- **What is expected**
Identify the lines that contain the word "show", then copy them.
────────
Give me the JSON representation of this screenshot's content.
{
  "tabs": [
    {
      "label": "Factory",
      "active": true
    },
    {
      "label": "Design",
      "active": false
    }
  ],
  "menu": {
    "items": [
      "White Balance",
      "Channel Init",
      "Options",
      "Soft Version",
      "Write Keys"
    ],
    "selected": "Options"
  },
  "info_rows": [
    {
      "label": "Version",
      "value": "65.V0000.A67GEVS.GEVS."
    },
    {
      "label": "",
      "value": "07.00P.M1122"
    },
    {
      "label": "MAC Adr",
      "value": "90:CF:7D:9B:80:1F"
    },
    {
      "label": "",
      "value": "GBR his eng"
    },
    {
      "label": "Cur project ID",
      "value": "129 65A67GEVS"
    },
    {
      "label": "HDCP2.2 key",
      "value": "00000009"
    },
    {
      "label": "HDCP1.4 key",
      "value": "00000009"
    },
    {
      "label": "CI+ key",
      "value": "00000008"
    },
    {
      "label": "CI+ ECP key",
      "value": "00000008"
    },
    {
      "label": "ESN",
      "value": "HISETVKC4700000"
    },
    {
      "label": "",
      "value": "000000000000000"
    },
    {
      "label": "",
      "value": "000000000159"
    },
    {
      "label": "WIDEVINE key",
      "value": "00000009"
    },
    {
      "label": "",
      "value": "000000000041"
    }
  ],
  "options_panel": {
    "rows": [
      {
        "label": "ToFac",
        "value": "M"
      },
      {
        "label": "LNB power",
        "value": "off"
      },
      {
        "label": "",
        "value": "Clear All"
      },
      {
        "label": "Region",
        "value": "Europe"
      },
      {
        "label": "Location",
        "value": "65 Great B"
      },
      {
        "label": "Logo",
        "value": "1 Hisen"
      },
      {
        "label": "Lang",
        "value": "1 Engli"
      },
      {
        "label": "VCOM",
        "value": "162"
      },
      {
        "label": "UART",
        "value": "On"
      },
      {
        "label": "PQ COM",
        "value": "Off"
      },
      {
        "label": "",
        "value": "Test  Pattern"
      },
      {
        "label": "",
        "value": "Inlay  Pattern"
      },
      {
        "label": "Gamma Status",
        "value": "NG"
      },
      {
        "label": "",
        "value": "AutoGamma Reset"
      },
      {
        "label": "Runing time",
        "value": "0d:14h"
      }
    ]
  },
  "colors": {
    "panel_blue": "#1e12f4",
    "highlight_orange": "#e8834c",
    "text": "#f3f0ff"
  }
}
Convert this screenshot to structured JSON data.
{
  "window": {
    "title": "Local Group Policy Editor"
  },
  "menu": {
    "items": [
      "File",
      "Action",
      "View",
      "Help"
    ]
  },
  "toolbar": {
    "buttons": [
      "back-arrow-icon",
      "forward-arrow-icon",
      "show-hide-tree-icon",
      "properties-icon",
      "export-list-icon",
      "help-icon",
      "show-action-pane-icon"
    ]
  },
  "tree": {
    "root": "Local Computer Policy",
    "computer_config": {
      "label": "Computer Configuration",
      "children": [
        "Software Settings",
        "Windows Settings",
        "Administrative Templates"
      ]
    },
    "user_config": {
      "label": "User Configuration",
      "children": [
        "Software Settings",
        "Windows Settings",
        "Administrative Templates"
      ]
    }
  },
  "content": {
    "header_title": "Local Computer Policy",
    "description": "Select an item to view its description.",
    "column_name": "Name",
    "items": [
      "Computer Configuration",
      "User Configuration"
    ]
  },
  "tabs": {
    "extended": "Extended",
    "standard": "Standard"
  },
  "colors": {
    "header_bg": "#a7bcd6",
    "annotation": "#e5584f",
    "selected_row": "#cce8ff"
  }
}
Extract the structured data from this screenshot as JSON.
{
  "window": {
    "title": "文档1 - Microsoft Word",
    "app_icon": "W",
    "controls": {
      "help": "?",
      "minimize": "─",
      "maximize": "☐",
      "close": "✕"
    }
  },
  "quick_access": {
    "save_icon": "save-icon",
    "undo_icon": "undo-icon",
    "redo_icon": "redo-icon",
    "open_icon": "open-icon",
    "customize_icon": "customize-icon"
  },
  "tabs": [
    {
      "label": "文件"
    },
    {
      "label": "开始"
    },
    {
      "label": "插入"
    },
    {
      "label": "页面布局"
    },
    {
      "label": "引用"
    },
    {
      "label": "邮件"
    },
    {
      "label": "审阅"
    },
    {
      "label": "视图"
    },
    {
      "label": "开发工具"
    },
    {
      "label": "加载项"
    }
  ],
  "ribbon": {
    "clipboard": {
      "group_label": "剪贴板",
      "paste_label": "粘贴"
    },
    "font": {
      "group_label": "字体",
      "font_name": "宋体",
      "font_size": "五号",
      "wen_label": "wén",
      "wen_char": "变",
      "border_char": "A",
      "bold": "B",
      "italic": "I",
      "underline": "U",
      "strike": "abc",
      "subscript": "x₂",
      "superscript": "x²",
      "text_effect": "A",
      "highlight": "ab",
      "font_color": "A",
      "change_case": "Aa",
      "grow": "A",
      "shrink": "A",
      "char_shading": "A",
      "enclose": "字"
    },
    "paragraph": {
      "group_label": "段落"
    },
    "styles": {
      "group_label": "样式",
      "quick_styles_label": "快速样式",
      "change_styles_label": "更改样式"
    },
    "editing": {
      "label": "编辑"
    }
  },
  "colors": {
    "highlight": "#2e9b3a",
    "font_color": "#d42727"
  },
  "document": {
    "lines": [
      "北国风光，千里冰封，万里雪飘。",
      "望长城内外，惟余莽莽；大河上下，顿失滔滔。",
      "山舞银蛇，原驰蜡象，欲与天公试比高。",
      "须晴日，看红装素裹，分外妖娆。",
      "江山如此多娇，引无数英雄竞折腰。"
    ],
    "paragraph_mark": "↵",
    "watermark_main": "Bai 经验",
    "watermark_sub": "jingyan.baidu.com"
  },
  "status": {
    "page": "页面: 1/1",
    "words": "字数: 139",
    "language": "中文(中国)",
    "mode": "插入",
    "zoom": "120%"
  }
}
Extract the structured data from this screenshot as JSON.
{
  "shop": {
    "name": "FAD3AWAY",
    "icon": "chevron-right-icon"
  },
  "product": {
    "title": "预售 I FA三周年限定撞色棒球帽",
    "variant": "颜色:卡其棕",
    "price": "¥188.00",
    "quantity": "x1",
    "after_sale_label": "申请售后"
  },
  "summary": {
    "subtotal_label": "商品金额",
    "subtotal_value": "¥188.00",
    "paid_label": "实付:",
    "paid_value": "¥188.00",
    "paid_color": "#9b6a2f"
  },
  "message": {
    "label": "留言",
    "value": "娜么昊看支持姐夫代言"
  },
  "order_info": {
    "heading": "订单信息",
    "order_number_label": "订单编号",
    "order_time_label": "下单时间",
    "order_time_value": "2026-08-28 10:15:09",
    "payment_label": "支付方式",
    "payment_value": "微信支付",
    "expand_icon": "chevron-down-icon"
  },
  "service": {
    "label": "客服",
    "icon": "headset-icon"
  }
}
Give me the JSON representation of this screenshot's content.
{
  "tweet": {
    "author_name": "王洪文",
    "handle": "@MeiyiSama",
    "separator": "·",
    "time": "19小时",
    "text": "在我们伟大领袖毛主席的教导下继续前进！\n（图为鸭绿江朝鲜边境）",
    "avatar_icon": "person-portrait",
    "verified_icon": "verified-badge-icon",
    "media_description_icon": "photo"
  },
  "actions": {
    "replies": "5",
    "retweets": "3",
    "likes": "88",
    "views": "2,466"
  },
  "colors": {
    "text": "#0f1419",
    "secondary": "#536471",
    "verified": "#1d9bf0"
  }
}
────────
- **Worked solution**
      "show-hide-tree-icon",
      "show-action-pane-icon"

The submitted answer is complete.